— BEGIN Input records —

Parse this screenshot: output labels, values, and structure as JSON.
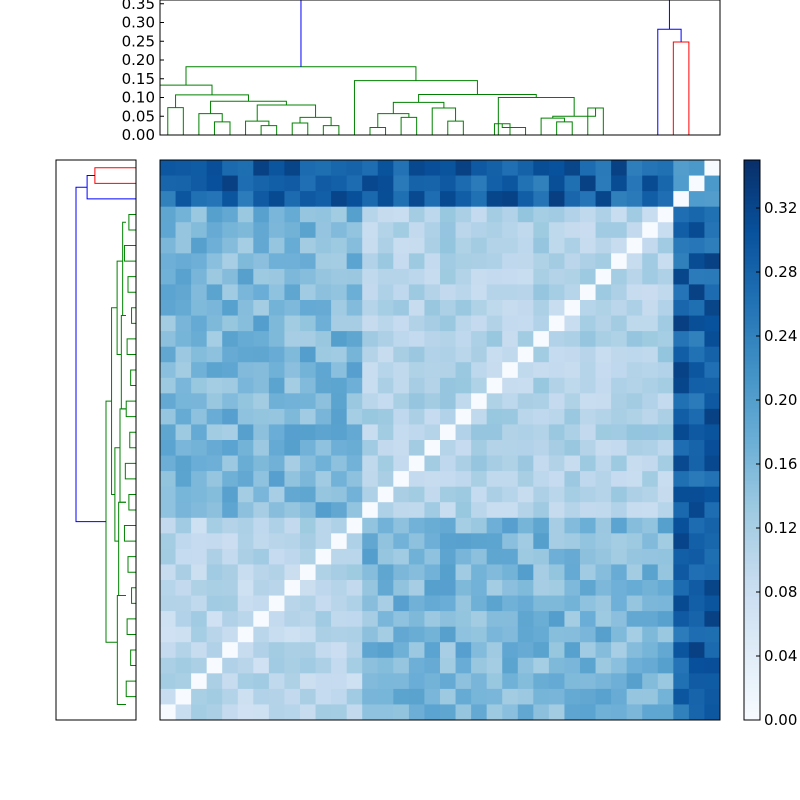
{
  "chart_data": [
    {
      "type": "dendrogram",
      "orientation": "top",
      "ylim": [
        0,
        0.36
      ],
      "ticks": [
        0.0,
        0.05,
        0.1,
        0.15,
        0.2,
        0.25,
        0.3,
        0.35
      ],
      "tick_labels": [
        "0.00",
        "0.05",
        "0.10",
        "0.15",
        "0.20",
        "0.25",
        "0.30",
        "0.35"
      ],
      "leaf_count": 36,
      "colors": {
        "cluster_1": "#008000",
        "cluster_2": "#ff0000",
        "root": "#0000ff"
      },
      "links": [
        [
          0.5,
          0.5,
          0.073,
          "g"
        ],
        [
          3.5,
          4.5,
          0.035,
          "g"
        ],
        [
          2.5,
          4.0,
          0.057,
          "g"
        ],
        [
          6.5,
          7.5,
          0.025,
          "g"
        ],
        [
          5.5,
          7.0,
          0.037,
          "g"
        ],
        [
          8.5,
          9.5,
          0.032,
          "g"
        ],
        [
          10.5,
          11.5,
          0.025,
          "g"
        ],
        [
          9.0,
          11.0,
          0.047,
          "g"
        ],
        [
          6.25,
          10.0,
          0.08,
          "g"
        ],
        [
          3.25,
          8.125,
          0.09,
          "g"
        ],
        [
          1.5,
          5.6875,
          0.107,
          "g"
        ],
        [
          0.5,
          3.59375,
          0.133,
          "g"
        ],
        [
          13.5,
          14.5,
          0.02,
          "g"
        ],
        [
          15.5,
          16.5,
          0.047,
          "g"
        ],
        [
          14.0,
          16.0,
          0.057,
          "g"
        ],
        [
          18.5,
          19.5,
          0.037,
          "g"
        ],
        [
          17.5,
          19.0,
          0.072,
          "g"
        ],
        [
          15.0,
          18.25,
          0.087,
          "g"
        ],
        [
          21.5,
          22.5,
          0.03,
          "g"
        ],
        [
          22.0,
          23.5,
          0.02,
          "g"
        ],
        [
          25.5,
          26.5,
          0.035,
          "g"
        ],
        [
          24.5,
          26.0,
          0.045,
          "g"
        ],
        [
          27.5,
          28.5,
          0.072,
          "g"
        ],
        [
          25.25,
          28.0,
          0.05,
          "g"
        ],
        [
          21.75,
          26.625,
          0.1,
          "g"
        ],
        [
          16.625,
          24.1875,
          0.108,
          "g"
        ],
        [
          12.5,
          20.40625,
          0.145,
          "g"
        ],
        [
          2.046875,
          16.453125,
          0.182,
          "g"
        ],
        [
          30.5,
          31.5,
          0.282,
          "b"
        ],
        [
          32.5,
          33.5,
          0.248,
          "r"
        ],
        [
          31.0,
          33.0,
          0.282,
          "b"
        ],
        [
          9.25,
          32.0,
          0.36,
          "b"
        ]
      ]
    },
    {
      "type": "dendrogram",
      "orientation": "left",
      "leaf_count": 36,
      "colors": {
        "cluster_1": "#ff0000",
        "cluster_2": "#008000",
        "root": "#0000ff"
      }
    },
    {
      "type": "heatmap",
      "colormap": "Blues",
      "rows": 36,
      "cols": 36,
      "vmin": 0.0,
      "vmax": 0.35,
      "colorbar_ticks": [
        0.0,
        0.04,
        0.08,
        0.12,
        0.16,
        0.2,
        0.24,
        0.28,
        0.32
      ],
      "colorbar_tick_labels": [
        "0.00",
        "0.04",
        "0.08",
        "0.12",
        "0.16",
        "0.20",
        "0.24",
        "0.28",
        "0.32"
      ],
      "description_of_blocks": {
        "diagonal": 0.0,
        "top_rows_0_2": 0.27,
        "right_cols_33_35": 0.27,
        "cluster_a_rows_3_22": 0.1,
        "cluster_b_rows_23_35": 0.08,
        "cross_cluster": 0.16
      }
    }
  ]
}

— END Input records —

■ **Task brief**: Transcribe every entry above exactly. Omit all pictures.

■ **Finished answer**:
Parse this screenshot: output labels, values, and structure as JSON.
{
  "chart_data": [
    {
      "type": "dendrogram",
      "orientation": "top",
      "ylim": [
        0,
        0.36
      ],
      "ticks": [
        0.0,
        0.05,
        0.1,
        0.15,
        0.2,
        0.25,
        0.3,
        0.35
      ],
      "tick_labels": [
        "0.00",
        "0.05",
        "0.10",
        "0.15",
        "0.20",
        "0.25",
        "0.30",
        "0.35"
      ],
      "leaf_count": 36,
      "colors": {
        "cluster_1": "#008000",
        "cluster_2": "#ff0000",
        "root": "#0000ff"
      },
      "links": [
        [
          0.5,
          0.5,
          0.073,
          "g"
        ],
        [
          3.5,
          4.5,
          0.035,
          "g"
        ],
        [
          2.5,
          4.0,
          0.057,
          "g"
        ],
        [
          6.5,
          7.5,
          0.025,
          "g"
        ],
        [
          5.5,
          7.0,
          0.037,
          "g"
        ],
        [
          8.5,
          9.5,
          0.032,
          "g"
        ],
        [
          10.5,
          11.5,
          0.025,
          "g"
        ],
        [
          9.0,
          11.0,
          0.047,
          "g"
        ],
        [
          6.25,
          10.0,
          0.08,
          "g"
        ],
        [
          3.25,
          8.125,
          0.09,
          "g"
        ],
        [
          1.5,
          5.6875,
          0.107,
          "g"
        ],
        [
          0.5,
          3.59375,
          0.133,
          "g"
        ],
        [
          13.5,
          14.5,
          0.02,
          "g"
        ],
        [
          15.5,
          16.5,
          0.047,
          "g"
        ],
        [
          14.0,
          16.0,
          0.057,
          "g"
        ],
        [
          18.5,
          19.5,
          0.037,
          "g"
        ],
        [
          17.5,
          19.0,
          0.072,
          "g"
        ],
        [
          15.0,
          18.25,
          0.087,
          "g"
        ],
        [
          21.5,
          22.5,
          0.03,
          "g"
        ],
        [
          22.0,
          23.5,
          0.02,
          "g"
        ],
        [
          25.5,
          26.5,
          0.035,
          "g"
        ],
        [
          24.5,
          26.0,
          0.045,
          "g"
        ],
        [
          27.5,
          28.5,
          0.072,
          "g"
        ],
        [
          25.25,
          28.0,
          0.05,
          "g"
        ],
        [
          21.75,
          26.625,
          0.1,
          "g"
        ],
        [
          16.625,
          24.1875,
          0.108,
          "g"
        ],
        [
          12.5,
          20.40625,
          0.145,
          "g"
        ],
        [
          2.046875,
          16.453125,
          0.182,
          "g"
        ],
        [
          30.5,
          31.5,
          0.282,
          "b"
        ],
        [
          32.5,
          33.5,
          0.248,
          "r"
        ],
        [
          31.0,
          33.0,
          0.282,
          "b"
        ],
        [
          9.25,
          32.0,
          0.36,
          "b"
        ]
      ]
    },
    {
      "type": "dendrogram",
      "orientation": "left",
      "leaf_count": 36,
      "colors": {
        "cluster_1": "#ff0000",
        "cluster_2": "#008000",
        "root": "#0000ff"
      }
    },
    {
      "type": "heatmap",
      "colormap": "Blues",
      "rows": 36,
      "cols": 36,
      "vmin": 0.0,
      "vmax": 0.35,
      "colorbar_ticks": [
        0.0,
        0.04,
        0.08,
        0.12,
        0.16,
        0.2,
        0.24,
        0.28,
        0.32
      ],
      "colorbar_tick_labels": [
        "0.00",
        "0.04",
        "0.08",
        "0.12",
        "0.16",
        "0.20",
        "0.24",
        "0.28",
        "0.32"
      ],
      "description_of_blocks": {
        "diagonal": 0.0,
        "top_rows_0_2": 0.27,
        "right_cols_33_35": 0.27,
        "cluster_a_rows_3_22": 0.1,
        "cluster_b_rows_23_35": 0.08,
        "cross_cluster": 0.16
      }
    }
  ]
}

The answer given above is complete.